> **Description of the task**
Begin at the line below that contains "Extract all the data from this chart as JSON.". Repeat it and all remaining lines of the records exactly.

Begin Extracted material

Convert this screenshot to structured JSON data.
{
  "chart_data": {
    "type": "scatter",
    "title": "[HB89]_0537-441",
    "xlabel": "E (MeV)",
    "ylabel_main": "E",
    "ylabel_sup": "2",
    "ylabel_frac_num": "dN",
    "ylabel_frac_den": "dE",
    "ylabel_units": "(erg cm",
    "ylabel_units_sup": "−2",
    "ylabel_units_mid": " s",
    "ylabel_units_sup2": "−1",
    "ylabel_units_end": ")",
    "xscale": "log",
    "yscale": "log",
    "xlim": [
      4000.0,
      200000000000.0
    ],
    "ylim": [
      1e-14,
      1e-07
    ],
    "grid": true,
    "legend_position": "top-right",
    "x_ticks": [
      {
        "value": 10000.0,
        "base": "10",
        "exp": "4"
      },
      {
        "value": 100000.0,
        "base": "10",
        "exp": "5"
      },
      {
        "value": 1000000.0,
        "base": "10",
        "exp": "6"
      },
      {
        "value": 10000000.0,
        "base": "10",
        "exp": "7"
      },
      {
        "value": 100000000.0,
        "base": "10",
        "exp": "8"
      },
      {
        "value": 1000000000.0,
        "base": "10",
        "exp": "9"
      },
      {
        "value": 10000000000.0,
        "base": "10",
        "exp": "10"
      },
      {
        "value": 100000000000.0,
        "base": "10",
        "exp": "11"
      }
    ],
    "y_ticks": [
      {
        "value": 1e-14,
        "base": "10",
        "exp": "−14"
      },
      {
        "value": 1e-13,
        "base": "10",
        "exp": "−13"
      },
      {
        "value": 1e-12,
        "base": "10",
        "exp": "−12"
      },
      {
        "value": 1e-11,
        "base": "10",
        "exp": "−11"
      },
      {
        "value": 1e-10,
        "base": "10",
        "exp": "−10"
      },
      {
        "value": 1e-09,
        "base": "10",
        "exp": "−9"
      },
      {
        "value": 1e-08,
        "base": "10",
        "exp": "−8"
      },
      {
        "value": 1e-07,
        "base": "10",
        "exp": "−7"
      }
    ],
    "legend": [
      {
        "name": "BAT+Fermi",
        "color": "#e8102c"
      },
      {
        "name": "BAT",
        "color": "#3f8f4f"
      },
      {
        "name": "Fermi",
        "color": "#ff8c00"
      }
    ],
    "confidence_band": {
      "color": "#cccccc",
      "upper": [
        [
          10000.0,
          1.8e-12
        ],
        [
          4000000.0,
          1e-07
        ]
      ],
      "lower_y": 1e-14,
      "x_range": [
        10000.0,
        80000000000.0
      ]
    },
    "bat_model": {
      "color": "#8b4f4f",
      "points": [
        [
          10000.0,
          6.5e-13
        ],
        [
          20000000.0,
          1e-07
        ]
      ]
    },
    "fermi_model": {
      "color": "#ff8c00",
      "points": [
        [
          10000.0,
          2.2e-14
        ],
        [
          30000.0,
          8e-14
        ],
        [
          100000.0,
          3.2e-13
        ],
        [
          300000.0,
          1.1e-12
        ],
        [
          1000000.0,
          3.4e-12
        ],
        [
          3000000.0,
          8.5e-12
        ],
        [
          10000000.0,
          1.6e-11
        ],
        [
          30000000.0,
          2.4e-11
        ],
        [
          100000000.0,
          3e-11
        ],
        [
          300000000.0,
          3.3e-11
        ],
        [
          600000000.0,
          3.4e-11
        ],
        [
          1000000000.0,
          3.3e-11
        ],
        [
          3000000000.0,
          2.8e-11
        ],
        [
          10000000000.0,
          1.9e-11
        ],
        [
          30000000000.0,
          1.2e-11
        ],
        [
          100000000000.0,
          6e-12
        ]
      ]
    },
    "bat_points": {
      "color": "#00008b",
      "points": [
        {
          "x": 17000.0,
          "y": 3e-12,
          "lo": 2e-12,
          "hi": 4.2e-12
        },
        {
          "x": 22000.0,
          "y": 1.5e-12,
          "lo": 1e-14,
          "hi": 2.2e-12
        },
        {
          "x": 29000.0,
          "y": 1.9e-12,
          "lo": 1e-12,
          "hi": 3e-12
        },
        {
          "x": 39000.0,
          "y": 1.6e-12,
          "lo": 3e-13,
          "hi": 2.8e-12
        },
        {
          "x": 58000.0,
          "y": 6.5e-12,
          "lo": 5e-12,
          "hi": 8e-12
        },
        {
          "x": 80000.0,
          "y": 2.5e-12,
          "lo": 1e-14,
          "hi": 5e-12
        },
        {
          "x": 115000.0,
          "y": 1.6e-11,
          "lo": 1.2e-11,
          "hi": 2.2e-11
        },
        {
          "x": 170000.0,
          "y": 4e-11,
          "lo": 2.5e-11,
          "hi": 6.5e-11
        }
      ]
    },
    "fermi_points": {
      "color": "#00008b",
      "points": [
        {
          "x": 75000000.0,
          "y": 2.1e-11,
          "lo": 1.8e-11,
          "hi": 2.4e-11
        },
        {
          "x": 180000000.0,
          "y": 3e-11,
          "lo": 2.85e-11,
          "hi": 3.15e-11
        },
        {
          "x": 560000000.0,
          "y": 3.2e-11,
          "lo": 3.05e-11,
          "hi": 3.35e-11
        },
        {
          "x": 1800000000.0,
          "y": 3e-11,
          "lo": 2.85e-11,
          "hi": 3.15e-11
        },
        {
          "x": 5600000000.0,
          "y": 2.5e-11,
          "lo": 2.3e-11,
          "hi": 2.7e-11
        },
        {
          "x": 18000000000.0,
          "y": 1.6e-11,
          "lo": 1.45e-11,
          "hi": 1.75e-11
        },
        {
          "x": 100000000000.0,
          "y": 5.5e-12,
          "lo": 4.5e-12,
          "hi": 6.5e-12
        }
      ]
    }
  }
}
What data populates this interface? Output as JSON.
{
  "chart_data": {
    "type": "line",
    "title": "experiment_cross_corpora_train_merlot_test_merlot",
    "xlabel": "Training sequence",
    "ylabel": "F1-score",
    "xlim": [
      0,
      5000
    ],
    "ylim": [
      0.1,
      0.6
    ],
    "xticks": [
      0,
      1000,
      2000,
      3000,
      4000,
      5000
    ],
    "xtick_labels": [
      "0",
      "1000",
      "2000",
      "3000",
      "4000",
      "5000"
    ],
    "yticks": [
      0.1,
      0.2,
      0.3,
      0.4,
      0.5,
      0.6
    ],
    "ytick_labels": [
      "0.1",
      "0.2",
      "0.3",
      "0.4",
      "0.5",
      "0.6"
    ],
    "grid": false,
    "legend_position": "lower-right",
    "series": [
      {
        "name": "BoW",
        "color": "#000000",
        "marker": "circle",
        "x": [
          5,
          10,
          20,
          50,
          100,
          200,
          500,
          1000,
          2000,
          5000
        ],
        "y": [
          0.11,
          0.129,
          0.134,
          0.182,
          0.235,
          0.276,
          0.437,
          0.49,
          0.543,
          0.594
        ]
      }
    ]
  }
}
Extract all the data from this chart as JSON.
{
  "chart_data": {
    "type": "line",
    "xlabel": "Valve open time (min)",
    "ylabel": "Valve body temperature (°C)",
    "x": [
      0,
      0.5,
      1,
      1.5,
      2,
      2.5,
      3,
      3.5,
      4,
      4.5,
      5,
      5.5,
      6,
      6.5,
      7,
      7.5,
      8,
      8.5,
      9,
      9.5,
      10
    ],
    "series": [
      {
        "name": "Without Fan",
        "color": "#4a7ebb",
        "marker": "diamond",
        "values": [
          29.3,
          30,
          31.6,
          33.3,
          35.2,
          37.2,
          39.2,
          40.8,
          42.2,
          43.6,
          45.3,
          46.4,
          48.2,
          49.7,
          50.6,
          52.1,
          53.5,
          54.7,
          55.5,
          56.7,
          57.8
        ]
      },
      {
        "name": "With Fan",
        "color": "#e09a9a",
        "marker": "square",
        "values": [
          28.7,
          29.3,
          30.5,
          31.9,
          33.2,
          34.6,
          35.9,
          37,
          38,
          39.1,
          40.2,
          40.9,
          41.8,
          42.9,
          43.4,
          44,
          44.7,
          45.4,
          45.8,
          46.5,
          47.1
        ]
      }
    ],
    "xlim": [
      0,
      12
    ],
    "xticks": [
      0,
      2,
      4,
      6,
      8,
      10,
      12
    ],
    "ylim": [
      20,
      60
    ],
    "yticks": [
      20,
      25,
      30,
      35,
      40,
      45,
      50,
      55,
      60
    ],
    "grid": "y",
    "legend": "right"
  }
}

End Extracted material

> **Written response**
Extract all the data from this chart as JSON.
{
  "chart_data": {
    "type": "line",
    "xlabel": "Valve open time (min)",
    "ylabel": "Valve body temperature (°C)",
    "x": [
      0,
      0.5,
      1,
      1.5,
      2,
      2.5,
      3,
      3.5,
      4,
      4.5,
      5,
      5.5,
      6,
      6.5,
      7,
      7.5,
      8,
      8.5,
      9,
      9.5,
      10
    ],
    "series": [
      {
        "name": "Without Fan",
        "color": "#4a7ebb",
        "marker": "diamond",
        "values": [
          29.3,
          30,
          31.6,
          33.3,
          35.2,
          37.2,
          39.2,
          40.8,
          42.2,
          43.6,
          45.3,
          46.4,
          48.2,
          49.7,
          50.6,
          52.1,
          53.5,
          54.7,
          55.5,
          56.7,
          57.8
        ]
      },
      {
        "name": "With Fan",
        "color": "#e09a9a",
        "marker": "square",
        "values": [
          28.7,
          29.3,
          30.5,
          31.9,
          33.2,
          34.6,
          35.9,
          37,
          38,
          39.1,
          40.2,
          40.9,
          41.8,
          42.9,
          43.4,
          44,
          44.7,
          45.4,
          45.8,
          46.5,
          47.1
        ]
      }
    ],
    "xlim": [
      0,
      12
    ],
    "xticks": [
      0,
      2,
      4,
      6,
      8,
      10,
      12
    ],
    "ylim": [
      20,
      60
    ],
    "yticks": [
      20,
      25,
      30,
      35,
      40,
      45,
      50,
      55,
      60
    ],
    "grid": "y",
    "legend": "right"
  }
}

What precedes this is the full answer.